=== What is required ===
Copy out each line of the data holding "我来就主".

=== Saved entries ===
============================================================
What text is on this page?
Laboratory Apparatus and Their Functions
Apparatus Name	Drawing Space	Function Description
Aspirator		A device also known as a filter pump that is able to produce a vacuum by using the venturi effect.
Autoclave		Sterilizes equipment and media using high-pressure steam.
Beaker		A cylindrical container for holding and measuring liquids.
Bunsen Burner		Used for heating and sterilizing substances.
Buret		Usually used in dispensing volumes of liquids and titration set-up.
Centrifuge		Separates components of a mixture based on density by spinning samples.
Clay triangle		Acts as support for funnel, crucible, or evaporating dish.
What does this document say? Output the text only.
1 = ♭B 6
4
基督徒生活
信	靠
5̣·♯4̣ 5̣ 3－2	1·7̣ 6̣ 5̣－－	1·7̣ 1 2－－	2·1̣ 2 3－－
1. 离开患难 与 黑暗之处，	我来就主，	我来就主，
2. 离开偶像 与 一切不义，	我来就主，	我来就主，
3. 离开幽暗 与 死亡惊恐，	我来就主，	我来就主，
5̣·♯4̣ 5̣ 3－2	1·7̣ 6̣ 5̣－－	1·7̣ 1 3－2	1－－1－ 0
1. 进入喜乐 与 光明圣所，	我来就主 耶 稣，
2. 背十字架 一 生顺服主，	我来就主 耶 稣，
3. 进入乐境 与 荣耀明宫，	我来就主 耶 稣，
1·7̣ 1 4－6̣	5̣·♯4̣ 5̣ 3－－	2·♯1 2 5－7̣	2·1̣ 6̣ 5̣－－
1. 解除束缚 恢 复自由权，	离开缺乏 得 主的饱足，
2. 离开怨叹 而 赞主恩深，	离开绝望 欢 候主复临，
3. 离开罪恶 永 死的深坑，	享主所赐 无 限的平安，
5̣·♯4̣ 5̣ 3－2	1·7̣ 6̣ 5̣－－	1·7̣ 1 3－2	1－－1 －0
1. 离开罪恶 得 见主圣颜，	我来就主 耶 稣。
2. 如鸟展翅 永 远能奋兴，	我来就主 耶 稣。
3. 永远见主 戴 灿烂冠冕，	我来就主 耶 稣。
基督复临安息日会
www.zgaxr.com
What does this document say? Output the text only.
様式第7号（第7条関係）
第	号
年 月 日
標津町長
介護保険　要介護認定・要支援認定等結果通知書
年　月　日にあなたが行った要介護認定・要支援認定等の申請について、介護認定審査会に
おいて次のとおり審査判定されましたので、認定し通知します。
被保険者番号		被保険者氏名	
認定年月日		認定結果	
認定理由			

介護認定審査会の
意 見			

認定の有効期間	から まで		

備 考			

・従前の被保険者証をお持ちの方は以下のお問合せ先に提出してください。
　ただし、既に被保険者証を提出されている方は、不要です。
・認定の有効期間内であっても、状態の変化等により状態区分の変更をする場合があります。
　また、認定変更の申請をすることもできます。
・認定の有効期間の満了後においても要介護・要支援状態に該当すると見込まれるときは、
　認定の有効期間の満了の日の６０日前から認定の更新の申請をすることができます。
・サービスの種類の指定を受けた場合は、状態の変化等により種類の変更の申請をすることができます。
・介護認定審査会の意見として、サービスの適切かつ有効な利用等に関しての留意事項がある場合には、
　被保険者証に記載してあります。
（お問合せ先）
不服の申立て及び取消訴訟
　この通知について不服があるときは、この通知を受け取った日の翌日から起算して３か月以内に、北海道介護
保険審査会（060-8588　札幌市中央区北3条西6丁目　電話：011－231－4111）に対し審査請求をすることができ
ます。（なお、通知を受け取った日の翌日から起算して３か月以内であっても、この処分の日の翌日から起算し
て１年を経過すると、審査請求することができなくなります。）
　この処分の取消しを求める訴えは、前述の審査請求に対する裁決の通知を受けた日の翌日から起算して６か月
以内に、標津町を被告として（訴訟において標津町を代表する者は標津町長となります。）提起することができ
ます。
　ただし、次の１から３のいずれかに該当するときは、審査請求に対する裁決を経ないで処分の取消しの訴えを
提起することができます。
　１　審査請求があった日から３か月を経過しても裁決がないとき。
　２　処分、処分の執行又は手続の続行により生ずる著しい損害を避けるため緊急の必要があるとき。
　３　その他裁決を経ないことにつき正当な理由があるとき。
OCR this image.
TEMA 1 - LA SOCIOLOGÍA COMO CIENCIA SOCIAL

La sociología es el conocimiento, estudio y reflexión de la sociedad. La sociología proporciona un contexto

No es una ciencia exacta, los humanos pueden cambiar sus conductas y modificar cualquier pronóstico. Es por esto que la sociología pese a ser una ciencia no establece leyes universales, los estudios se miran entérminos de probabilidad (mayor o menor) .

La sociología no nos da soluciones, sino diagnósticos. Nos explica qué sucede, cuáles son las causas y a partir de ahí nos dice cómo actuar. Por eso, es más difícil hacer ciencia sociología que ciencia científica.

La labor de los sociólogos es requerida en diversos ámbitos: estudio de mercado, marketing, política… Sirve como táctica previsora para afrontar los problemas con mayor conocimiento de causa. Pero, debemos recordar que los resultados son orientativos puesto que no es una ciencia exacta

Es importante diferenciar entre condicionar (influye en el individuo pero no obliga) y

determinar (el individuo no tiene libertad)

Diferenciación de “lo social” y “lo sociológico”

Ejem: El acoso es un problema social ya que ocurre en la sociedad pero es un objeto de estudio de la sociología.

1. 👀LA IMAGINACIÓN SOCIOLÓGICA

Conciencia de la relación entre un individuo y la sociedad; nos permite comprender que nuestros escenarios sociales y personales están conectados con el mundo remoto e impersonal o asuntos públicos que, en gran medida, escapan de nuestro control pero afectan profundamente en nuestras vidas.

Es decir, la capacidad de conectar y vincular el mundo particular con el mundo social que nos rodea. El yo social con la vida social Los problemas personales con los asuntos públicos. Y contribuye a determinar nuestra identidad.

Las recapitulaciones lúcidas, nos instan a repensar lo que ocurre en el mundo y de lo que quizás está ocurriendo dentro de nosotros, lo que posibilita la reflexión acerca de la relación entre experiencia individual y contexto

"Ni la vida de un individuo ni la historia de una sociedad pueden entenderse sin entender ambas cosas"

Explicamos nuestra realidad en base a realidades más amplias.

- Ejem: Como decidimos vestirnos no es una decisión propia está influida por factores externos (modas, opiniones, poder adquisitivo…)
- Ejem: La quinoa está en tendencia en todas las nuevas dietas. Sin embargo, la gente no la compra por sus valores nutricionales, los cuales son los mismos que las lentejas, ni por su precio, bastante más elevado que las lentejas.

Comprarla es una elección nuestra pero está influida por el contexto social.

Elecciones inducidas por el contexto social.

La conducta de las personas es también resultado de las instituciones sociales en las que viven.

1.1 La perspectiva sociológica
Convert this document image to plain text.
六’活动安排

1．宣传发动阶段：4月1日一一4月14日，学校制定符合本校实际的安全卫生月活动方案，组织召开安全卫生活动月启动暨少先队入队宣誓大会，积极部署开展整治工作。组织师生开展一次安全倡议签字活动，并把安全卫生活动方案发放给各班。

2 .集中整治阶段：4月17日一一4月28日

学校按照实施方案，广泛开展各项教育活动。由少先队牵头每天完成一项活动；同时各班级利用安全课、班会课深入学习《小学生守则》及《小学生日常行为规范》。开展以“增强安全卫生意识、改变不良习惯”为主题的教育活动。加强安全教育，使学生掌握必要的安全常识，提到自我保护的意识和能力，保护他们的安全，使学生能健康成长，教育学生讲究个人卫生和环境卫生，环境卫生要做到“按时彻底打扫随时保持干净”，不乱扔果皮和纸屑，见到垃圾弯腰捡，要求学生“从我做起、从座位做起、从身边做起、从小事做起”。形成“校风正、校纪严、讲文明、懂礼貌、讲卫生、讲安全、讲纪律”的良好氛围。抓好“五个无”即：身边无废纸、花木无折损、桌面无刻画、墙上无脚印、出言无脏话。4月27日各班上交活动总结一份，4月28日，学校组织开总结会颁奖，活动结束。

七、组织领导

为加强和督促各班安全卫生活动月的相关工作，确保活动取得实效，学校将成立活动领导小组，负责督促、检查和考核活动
============================================================
=== Finished task ===
1. 离开患难 与 黑暗之处，	我来就主，	我来就主，
2. 离开偶像 与 一切不义，	我来就主，	我来就主，
3. 离开幽暗 与 死亡惊恐，	我来就主，	我来就主，
1. 进入喜乐 与 光明圣所，	我来就主 耶 稣，
2. 背十字架 一 生顺服主，	我来就主 耶 稣，
3. 进入乐境 与 荣耀明宫，	我来就主 耶 稣，
1. 离开罪恶 得 见主圣颜，	我来就主 耶 稣。
2. 如鸟展翅 永 远能奋兴，	我来就主 耶 稣。
3. 永远见主 戴 灿烂冠冕，	我来就主 耶 稣。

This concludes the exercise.